**Text passage:**
-----

A Lawless Decision

The Rutgers Focus, Feb. 22, 2001



In 1986, I testified before the Senate Judiciary Committee that William Rehnquist was unfit to be Chief Justice of the United States because he was a partisan, result-oriented jurist who had violated the most elementary rule of judicial ethics -- that no one can be both an advocate and decision-maker in the same case.

My testimony grew out of my personal experience with Assistant Attorney General Rehnquist when, through the law school's Constitutional Litigation Clinic, I was counsel for plaintiffs in the case of Laird v. Tatum, a challenge to the Army's domestic intelligence program. Rehnquist had been the main advocate for the government, defending the program, while the case was in the lower courts, but had been appointed to the bench by the time it reached the Supreme Court, where he cast the decisive vote.

But even I was not prepared for him to lead a bare majority of the Supreme Court in a crass, politically partisan decision choosing the President of the United States.

Not only did the majority invent a totally novel and hypocritical interpretation of the Equal Protection Clause of the Constitution in order to finally overrule the Florida Supreme Court's order for a hand-count of the ballots, it had already guaranteed that the hand-count would never be timely completed by issuing a lawless order staying the recount.

-----

(Saved data entries)
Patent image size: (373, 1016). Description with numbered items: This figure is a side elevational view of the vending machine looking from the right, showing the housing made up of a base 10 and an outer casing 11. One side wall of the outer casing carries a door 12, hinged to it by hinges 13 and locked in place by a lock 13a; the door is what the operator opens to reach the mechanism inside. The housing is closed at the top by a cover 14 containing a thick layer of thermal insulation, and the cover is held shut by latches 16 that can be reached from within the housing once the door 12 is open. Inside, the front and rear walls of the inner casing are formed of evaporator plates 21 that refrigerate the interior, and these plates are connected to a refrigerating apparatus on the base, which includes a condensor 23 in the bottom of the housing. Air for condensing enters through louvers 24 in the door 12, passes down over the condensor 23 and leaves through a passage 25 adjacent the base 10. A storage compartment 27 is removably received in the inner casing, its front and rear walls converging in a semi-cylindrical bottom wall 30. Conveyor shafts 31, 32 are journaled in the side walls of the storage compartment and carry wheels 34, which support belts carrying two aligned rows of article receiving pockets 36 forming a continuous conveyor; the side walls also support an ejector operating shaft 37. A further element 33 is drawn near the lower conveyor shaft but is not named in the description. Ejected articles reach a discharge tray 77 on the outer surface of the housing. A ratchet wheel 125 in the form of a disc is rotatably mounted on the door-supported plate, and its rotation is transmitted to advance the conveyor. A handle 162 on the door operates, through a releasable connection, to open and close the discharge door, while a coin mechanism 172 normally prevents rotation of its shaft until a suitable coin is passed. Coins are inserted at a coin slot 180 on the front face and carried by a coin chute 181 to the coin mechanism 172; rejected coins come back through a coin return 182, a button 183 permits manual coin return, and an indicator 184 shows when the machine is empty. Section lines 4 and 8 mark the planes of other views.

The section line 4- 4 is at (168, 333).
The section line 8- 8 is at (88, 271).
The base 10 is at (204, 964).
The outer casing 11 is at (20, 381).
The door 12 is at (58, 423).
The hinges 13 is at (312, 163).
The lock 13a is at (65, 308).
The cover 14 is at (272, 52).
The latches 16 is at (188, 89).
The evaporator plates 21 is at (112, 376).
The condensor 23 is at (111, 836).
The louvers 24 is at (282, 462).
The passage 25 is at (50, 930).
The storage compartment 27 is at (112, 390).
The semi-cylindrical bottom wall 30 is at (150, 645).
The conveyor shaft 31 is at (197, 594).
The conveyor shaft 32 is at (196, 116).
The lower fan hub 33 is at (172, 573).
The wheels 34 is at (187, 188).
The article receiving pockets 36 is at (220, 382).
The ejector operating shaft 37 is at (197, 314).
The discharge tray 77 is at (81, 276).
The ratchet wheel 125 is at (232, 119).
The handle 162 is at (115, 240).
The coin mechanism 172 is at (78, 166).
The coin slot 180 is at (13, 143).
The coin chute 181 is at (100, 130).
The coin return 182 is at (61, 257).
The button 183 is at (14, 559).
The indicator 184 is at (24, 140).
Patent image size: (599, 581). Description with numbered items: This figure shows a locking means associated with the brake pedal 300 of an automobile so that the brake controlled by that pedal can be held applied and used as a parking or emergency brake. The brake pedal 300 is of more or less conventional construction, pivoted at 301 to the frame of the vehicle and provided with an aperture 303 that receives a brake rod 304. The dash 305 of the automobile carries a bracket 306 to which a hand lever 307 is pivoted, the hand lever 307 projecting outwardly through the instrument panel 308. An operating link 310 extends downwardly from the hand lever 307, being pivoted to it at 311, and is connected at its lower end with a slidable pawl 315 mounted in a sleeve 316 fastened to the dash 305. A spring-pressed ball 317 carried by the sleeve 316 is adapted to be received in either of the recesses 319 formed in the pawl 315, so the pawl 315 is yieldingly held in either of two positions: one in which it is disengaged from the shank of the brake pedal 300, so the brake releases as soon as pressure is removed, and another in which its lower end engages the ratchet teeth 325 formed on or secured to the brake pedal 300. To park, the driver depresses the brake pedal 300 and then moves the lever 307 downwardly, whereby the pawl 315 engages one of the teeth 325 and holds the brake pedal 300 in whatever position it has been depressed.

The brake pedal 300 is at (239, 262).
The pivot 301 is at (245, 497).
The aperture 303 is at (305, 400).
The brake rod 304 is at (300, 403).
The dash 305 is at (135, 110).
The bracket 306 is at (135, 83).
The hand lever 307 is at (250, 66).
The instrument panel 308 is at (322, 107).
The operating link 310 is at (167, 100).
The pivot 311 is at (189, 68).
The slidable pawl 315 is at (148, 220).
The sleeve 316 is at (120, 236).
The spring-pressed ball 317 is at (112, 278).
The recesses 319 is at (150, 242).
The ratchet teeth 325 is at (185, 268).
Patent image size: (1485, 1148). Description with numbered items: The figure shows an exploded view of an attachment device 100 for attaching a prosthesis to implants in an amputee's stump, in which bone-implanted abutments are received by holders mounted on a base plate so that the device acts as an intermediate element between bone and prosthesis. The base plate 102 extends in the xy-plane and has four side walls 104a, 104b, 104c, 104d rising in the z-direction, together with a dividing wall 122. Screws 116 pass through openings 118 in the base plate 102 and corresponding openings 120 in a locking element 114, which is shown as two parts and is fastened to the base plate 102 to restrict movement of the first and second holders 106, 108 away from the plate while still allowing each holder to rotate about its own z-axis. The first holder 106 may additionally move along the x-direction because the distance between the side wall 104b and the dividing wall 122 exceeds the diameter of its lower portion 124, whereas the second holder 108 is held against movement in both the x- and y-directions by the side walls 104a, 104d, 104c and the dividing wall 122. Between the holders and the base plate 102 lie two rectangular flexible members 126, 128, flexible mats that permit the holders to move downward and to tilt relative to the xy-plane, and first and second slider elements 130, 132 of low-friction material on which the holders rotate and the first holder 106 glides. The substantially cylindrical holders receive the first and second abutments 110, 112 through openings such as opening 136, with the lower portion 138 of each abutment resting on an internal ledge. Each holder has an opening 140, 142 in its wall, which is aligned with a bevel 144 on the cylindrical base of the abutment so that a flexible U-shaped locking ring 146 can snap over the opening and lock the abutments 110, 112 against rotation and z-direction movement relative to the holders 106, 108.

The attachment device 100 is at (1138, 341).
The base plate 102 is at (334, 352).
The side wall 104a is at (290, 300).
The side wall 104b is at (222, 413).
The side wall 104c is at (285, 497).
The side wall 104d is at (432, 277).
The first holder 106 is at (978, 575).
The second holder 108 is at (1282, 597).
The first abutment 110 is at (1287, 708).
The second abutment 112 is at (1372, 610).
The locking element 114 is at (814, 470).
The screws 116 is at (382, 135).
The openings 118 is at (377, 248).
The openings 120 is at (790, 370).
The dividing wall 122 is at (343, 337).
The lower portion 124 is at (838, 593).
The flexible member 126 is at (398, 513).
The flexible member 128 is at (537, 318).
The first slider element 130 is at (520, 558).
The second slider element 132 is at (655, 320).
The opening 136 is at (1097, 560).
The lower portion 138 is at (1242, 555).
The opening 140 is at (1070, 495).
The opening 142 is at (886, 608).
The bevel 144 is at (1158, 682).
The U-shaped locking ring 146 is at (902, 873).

-----

**Work item:**
Duplicate the passage of the Rehnquist essay starting at "A Lawless Decision" and ending at "the same case.".

**Answer section:**
A Lawless Decision

The Rutgers Focus, Feb. 22, 2001



In 1986, I testified before the Senate Judiciary Committee that William Rehnquist was unfit to be Chief Justice of the United States because he was a partisan, result-oriented jurist who had violated the most elementary rule of judicial ethics -- that no one can be both an advocate and decision-maker in the same case.